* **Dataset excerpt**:
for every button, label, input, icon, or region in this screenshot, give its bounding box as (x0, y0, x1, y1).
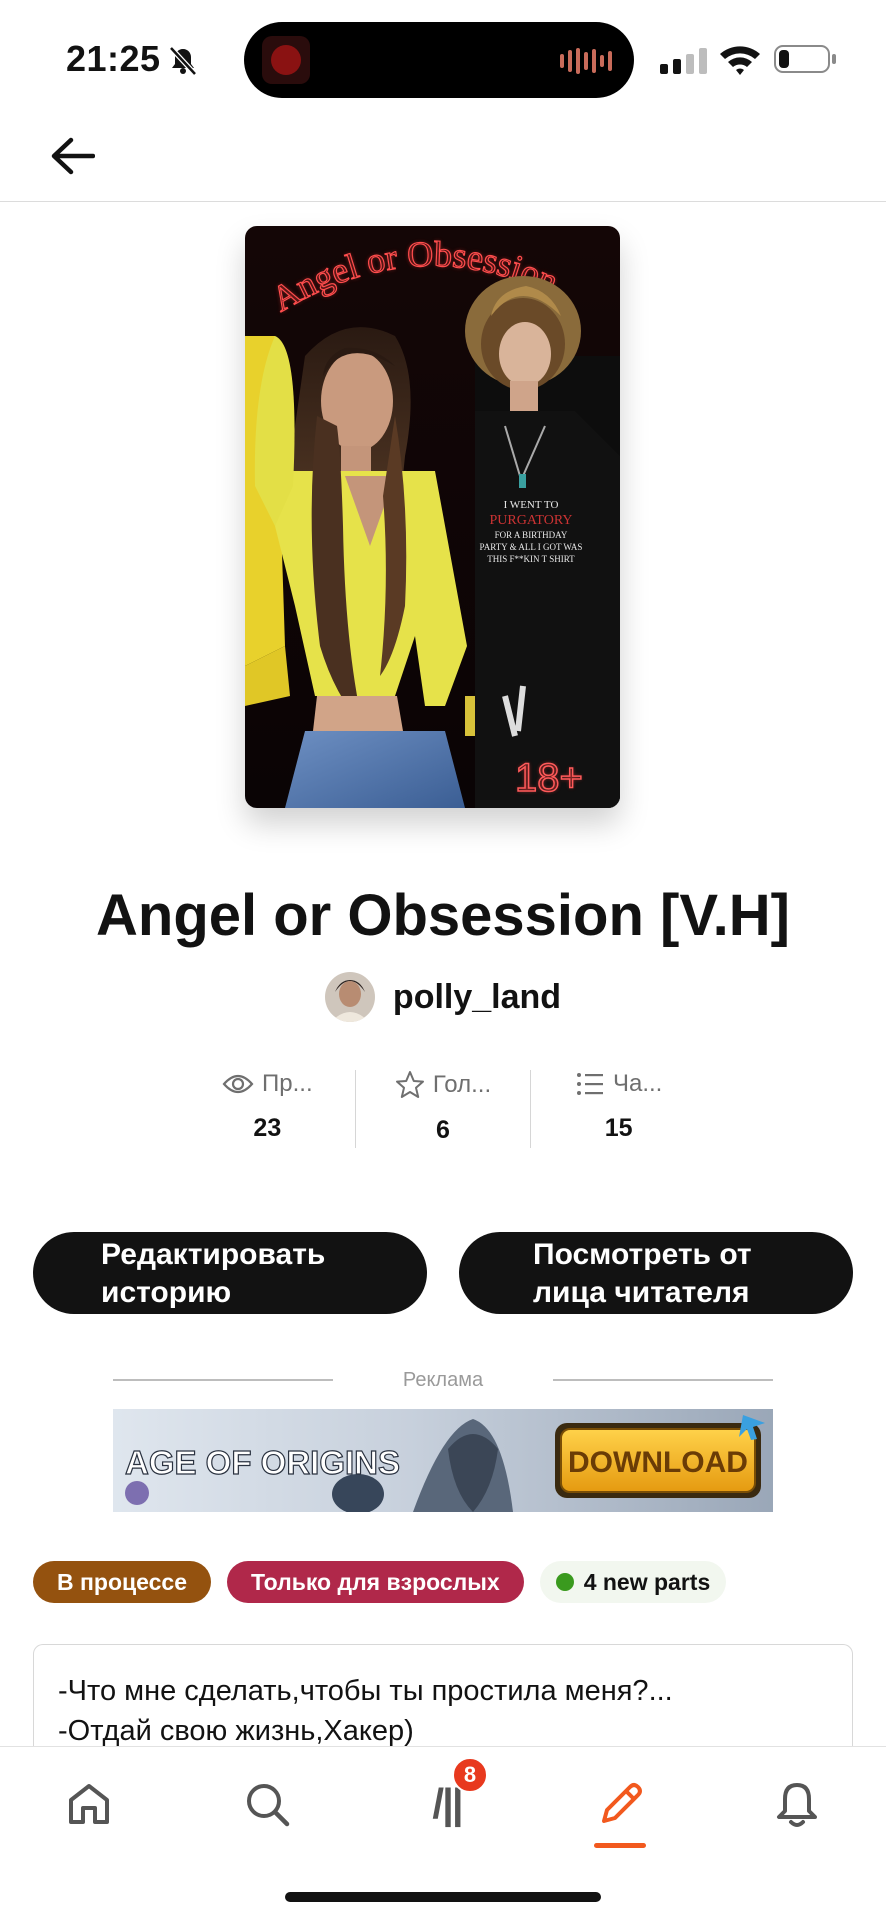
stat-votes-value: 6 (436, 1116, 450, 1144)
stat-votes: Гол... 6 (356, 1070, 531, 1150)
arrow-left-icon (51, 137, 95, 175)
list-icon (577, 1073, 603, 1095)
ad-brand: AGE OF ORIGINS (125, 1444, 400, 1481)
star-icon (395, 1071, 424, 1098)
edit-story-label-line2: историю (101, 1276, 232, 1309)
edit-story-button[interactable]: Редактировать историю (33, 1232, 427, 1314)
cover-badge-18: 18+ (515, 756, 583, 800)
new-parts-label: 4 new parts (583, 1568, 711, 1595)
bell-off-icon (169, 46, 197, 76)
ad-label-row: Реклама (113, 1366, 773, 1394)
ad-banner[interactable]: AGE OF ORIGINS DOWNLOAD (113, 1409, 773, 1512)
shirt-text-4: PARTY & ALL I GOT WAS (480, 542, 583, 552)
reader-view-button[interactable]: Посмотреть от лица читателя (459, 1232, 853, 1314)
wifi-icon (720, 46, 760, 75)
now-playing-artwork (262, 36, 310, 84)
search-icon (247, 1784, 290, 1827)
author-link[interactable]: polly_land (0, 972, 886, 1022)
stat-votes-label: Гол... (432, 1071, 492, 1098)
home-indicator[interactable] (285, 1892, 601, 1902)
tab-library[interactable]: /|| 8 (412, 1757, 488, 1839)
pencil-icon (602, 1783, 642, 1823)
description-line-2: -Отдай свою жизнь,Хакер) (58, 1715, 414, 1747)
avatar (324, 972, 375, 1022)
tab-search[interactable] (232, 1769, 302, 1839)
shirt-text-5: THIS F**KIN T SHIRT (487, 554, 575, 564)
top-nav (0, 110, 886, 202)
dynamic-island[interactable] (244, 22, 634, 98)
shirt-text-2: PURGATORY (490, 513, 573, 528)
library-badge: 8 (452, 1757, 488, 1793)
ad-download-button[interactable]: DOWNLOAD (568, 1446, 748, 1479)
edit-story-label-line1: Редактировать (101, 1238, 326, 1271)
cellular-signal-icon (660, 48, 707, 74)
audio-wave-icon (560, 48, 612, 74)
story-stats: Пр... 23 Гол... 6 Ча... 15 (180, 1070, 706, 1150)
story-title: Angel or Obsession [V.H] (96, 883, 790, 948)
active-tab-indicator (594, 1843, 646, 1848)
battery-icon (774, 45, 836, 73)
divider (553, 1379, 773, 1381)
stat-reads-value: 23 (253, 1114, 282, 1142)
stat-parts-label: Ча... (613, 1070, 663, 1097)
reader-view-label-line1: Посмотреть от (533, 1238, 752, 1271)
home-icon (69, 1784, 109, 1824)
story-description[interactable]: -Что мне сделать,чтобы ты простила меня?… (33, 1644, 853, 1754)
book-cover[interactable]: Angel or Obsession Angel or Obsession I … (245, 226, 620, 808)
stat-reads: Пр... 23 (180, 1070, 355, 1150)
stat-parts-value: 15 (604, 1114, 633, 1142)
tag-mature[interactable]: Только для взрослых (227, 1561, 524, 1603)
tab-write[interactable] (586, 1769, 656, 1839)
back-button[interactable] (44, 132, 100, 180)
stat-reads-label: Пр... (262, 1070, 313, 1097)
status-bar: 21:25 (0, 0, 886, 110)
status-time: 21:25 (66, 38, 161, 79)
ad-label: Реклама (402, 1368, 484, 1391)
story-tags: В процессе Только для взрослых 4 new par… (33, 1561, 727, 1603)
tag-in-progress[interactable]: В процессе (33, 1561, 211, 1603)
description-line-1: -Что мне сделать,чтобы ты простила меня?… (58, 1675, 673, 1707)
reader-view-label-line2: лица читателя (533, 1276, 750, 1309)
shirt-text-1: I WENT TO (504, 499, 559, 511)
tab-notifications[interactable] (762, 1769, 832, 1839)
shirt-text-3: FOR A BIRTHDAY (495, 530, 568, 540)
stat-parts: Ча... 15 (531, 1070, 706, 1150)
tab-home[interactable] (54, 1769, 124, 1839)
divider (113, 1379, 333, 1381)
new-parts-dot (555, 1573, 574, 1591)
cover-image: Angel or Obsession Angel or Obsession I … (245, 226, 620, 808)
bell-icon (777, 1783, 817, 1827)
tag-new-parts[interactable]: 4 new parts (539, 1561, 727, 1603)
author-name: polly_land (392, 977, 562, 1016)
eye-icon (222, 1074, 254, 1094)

...

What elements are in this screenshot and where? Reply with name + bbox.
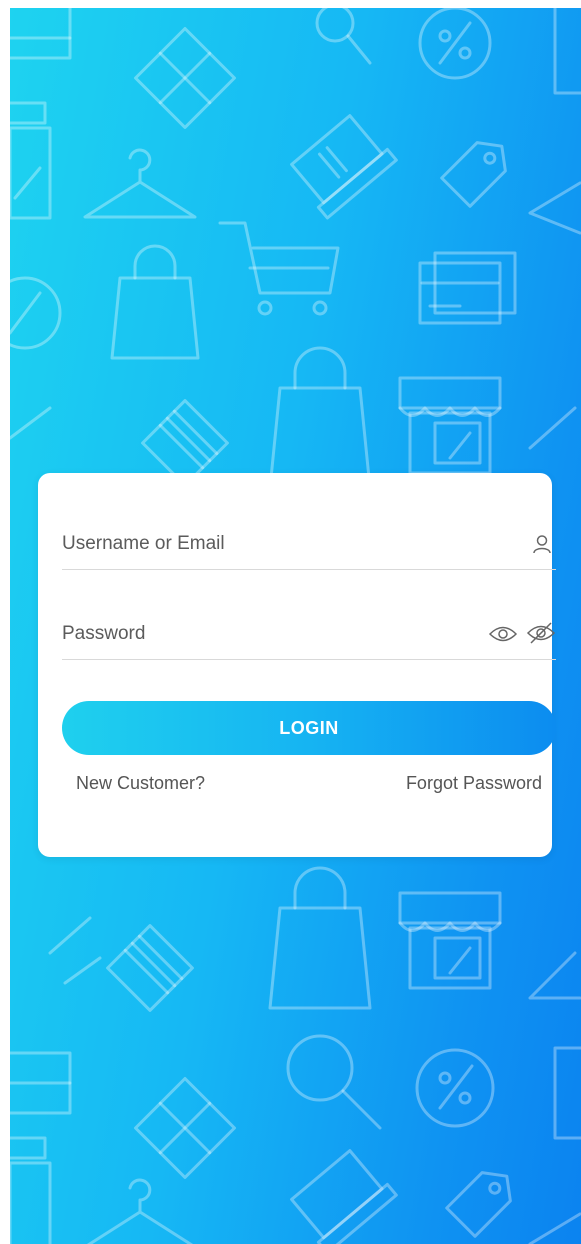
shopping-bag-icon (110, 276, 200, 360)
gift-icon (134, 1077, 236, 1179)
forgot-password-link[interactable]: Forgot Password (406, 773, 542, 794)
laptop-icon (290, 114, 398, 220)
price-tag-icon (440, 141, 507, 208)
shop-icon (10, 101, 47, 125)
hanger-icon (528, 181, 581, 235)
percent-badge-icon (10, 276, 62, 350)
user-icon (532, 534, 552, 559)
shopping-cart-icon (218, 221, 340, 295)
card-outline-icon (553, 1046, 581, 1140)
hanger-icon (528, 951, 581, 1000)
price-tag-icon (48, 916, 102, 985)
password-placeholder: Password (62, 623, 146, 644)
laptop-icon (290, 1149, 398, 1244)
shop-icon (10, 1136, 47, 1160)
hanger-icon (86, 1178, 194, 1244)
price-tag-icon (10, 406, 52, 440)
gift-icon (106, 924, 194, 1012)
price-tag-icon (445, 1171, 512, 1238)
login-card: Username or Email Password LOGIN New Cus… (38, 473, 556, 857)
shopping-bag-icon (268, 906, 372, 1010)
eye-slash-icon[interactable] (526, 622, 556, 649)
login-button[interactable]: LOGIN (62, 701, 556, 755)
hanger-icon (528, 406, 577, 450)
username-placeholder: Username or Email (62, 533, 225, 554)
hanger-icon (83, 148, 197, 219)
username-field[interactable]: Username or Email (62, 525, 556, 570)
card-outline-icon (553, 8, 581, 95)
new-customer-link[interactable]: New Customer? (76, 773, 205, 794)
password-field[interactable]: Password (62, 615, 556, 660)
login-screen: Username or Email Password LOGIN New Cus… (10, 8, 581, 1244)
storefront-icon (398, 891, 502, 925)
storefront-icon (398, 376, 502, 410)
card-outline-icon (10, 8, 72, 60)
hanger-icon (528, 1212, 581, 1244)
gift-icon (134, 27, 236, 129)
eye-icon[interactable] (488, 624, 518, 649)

...

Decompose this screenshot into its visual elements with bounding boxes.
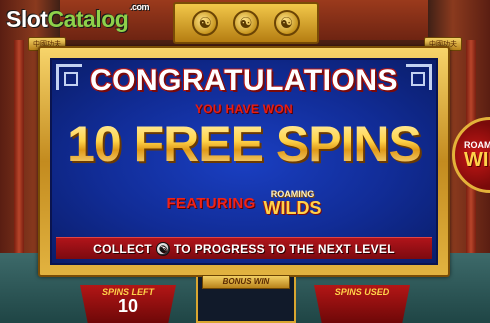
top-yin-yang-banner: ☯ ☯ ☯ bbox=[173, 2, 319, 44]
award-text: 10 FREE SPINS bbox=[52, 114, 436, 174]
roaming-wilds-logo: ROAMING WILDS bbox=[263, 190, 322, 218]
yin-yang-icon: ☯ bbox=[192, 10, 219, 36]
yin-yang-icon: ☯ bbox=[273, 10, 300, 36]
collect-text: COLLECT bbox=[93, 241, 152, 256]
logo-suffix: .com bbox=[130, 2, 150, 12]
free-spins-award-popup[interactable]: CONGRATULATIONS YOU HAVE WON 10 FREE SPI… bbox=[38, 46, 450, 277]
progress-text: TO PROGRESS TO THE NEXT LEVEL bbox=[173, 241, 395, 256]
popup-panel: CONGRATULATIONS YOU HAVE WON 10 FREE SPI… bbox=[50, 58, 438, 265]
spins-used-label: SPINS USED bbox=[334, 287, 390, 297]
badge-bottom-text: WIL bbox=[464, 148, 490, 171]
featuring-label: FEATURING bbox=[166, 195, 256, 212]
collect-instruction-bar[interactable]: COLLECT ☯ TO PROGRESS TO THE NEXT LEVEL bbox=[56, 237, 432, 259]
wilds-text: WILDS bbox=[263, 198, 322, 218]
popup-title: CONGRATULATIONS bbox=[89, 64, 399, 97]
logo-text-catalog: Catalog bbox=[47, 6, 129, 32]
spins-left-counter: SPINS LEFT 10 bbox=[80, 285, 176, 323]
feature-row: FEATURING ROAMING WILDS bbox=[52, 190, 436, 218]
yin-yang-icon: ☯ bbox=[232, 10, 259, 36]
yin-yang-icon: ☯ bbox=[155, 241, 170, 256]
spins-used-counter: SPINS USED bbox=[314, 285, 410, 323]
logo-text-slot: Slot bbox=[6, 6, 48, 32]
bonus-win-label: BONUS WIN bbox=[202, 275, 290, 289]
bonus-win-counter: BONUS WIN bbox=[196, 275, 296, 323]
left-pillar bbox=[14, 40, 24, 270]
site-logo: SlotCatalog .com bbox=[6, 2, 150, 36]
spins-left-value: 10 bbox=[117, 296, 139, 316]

* **SET EXERCISE**: Extract the lines unchanged, beginning with the line that contains "shopping-bag-icon (110, 276, 200, 360)" and stopping after the line that contains "hanger-icon (86, 1178, 194, 1244)".

* **ANSWER TO THE PROBLEM**:
shopping-bag-icon (110, 276, 200, 360)
gift-icon (134, 1077, 236, 1179)
forgot-password-link[interactable]: Forgot Password (406, 773, 542, 794)
laptop-icon (290, 114, 398, 220)
price-tag-icon (440, 141, 507, 208)
shop-icon (10, 101, 47, 125)
hanger-icon (528, 181, 581, 235)
percent-badge-icon (10, 276, 62, 350)
user-icon (532, 534, 552, 559)
shopping-cart-icon (218, 221, 340, 295)
card-outline-icon (553, 1046, 581, 1140)
hanger-icon (528, 951, 581, 1000)
price-tag-icon (48, 916, 102, 985)
password-placeholder: Password (62, 623, 146, 644)
laptop-icon (290, 1149, 398, 1244)
shop-icon (10, 1136, 47, 1160)
hanger-icon (86, 1178, 194, 1244)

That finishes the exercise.